The request: Every line holding the string "service" should be gathered.

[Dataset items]
--

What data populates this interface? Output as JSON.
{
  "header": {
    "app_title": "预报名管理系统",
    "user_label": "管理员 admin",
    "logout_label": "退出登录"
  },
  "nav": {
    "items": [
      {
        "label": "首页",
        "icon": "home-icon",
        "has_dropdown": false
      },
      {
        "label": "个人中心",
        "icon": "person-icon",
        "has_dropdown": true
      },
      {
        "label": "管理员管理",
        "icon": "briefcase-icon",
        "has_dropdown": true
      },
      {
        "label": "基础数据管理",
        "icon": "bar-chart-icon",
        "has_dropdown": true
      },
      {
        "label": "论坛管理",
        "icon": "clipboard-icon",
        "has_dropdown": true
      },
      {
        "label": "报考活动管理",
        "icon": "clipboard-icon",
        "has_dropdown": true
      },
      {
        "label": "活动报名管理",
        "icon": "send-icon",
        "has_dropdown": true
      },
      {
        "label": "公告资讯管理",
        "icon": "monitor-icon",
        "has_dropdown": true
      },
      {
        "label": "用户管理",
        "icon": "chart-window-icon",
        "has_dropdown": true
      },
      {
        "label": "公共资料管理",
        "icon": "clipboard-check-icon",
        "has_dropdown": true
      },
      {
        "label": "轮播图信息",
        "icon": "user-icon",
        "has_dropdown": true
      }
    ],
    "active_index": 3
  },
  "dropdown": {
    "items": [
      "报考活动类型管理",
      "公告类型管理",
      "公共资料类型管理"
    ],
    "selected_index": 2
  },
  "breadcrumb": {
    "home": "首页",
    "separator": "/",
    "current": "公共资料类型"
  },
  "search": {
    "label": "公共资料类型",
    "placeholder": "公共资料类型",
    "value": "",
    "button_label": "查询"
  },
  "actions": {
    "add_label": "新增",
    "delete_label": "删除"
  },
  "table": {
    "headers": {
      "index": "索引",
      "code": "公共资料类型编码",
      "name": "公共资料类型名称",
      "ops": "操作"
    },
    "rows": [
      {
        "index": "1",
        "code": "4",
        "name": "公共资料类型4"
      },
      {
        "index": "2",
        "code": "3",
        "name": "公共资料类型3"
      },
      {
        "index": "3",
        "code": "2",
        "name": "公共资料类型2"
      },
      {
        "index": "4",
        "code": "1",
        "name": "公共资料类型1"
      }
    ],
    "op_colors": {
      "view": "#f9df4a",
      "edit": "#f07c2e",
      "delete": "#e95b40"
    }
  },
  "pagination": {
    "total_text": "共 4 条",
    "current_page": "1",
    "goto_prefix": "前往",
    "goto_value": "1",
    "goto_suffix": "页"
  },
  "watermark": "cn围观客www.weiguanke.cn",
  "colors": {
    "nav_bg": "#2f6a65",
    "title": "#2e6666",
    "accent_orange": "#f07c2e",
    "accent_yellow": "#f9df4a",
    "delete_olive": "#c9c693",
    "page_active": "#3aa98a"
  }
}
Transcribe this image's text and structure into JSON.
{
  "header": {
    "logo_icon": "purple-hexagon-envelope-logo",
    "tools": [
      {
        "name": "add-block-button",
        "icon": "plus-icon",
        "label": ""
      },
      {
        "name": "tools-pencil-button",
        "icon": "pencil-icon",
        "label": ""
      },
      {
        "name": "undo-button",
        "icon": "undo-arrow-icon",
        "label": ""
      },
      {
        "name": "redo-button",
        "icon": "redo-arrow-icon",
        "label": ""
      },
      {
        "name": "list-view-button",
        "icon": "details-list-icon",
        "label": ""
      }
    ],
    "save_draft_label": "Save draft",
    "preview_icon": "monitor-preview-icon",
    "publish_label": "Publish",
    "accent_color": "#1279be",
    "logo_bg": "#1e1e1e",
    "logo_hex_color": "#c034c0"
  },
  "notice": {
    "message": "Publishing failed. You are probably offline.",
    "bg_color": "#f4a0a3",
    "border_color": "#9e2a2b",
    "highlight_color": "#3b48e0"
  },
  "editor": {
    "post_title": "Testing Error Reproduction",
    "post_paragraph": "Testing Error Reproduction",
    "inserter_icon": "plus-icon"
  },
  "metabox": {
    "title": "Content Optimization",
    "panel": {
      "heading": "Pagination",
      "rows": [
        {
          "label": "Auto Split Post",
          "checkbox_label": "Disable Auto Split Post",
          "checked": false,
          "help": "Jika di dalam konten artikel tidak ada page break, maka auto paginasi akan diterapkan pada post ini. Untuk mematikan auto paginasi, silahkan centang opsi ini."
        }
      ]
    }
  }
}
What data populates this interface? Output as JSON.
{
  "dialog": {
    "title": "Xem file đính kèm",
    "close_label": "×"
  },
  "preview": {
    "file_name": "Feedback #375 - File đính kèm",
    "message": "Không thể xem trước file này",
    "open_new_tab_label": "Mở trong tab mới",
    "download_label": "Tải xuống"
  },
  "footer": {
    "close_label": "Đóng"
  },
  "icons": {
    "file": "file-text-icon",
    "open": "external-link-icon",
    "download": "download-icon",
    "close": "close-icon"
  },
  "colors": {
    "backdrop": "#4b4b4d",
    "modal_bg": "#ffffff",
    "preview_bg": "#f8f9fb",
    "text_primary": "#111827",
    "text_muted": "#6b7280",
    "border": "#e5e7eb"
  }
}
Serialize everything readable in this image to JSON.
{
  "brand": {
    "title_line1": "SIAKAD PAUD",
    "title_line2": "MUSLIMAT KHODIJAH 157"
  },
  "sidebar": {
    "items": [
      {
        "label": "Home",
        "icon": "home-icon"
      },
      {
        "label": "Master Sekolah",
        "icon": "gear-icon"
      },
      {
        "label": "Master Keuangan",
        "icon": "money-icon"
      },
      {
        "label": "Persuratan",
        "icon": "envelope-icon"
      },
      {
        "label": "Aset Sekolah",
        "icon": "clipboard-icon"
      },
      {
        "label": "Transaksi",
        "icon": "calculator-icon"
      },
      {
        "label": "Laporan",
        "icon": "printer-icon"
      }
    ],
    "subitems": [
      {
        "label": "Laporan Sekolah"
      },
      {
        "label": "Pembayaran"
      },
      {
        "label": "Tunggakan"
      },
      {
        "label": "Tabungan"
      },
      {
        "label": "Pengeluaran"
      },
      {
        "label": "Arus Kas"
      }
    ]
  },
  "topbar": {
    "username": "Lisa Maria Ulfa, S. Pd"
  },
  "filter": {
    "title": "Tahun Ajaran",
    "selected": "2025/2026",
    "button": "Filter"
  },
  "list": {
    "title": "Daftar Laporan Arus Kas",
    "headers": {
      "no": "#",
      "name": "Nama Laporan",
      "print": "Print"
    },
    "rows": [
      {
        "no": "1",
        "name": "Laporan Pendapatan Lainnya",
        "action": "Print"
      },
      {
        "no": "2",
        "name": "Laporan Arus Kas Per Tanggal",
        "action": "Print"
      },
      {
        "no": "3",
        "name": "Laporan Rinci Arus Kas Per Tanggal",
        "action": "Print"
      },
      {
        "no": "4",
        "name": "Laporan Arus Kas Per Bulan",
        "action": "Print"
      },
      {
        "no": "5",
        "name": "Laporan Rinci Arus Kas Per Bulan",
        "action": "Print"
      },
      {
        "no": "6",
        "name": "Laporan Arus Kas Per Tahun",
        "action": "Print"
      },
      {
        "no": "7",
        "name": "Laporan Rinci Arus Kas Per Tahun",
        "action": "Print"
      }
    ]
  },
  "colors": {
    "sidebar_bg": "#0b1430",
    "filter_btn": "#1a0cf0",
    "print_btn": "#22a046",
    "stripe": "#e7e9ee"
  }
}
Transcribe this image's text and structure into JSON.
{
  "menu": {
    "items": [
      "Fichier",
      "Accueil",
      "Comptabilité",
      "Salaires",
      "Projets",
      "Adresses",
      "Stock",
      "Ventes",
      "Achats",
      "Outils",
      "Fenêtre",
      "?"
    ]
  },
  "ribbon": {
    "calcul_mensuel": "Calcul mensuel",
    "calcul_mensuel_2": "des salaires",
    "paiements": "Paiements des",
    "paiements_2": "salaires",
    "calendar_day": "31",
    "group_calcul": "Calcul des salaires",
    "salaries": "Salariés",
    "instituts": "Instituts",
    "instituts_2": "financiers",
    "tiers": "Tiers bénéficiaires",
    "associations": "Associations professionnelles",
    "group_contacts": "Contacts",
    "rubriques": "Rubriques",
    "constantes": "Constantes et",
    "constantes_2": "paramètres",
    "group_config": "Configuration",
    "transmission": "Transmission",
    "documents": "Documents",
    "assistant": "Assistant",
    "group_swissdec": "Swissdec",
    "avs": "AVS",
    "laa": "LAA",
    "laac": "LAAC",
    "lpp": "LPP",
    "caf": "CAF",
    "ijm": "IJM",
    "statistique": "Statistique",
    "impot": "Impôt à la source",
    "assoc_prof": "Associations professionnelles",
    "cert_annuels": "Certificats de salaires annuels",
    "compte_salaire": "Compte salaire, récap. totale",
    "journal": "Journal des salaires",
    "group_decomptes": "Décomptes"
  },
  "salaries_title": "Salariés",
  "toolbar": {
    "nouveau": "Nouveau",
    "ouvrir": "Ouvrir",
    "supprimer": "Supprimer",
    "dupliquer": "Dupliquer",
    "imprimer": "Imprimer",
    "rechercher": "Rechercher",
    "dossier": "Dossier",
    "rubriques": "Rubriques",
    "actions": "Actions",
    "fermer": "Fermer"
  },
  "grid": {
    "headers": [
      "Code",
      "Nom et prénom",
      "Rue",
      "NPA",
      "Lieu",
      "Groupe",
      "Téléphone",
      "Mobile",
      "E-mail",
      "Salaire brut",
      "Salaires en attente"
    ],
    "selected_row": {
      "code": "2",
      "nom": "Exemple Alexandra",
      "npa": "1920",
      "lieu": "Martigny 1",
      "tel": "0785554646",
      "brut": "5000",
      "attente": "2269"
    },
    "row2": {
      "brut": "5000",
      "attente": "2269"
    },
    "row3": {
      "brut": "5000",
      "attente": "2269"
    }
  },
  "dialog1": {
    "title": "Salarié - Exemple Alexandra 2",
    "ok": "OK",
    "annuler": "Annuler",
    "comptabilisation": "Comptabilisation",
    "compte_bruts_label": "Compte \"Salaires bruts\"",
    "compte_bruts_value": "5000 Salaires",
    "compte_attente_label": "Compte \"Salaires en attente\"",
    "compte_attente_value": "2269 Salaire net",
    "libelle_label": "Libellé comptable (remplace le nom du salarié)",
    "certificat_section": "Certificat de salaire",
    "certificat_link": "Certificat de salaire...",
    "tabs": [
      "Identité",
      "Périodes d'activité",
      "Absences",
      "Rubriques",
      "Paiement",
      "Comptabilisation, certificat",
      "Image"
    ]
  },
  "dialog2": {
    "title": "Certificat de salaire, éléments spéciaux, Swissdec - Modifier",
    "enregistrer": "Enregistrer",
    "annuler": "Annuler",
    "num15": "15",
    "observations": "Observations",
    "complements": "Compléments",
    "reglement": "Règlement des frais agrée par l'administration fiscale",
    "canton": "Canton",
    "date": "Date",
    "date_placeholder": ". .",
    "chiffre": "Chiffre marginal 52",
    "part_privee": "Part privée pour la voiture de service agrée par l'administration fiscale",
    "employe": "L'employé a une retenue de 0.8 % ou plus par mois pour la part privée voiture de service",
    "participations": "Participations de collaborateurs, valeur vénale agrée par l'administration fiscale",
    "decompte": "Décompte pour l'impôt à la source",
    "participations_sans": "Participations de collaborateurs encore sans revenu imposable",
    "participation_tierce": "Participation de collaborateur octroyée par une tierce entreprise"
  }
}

--

Result for this exercise:
    "part_privee": "Part privée pour la voiture de service agrée par l'administration fiscale",
    "employe": "L'employé a une retenue de 0.8 % ou plus par mois pour la part privée voiture de service",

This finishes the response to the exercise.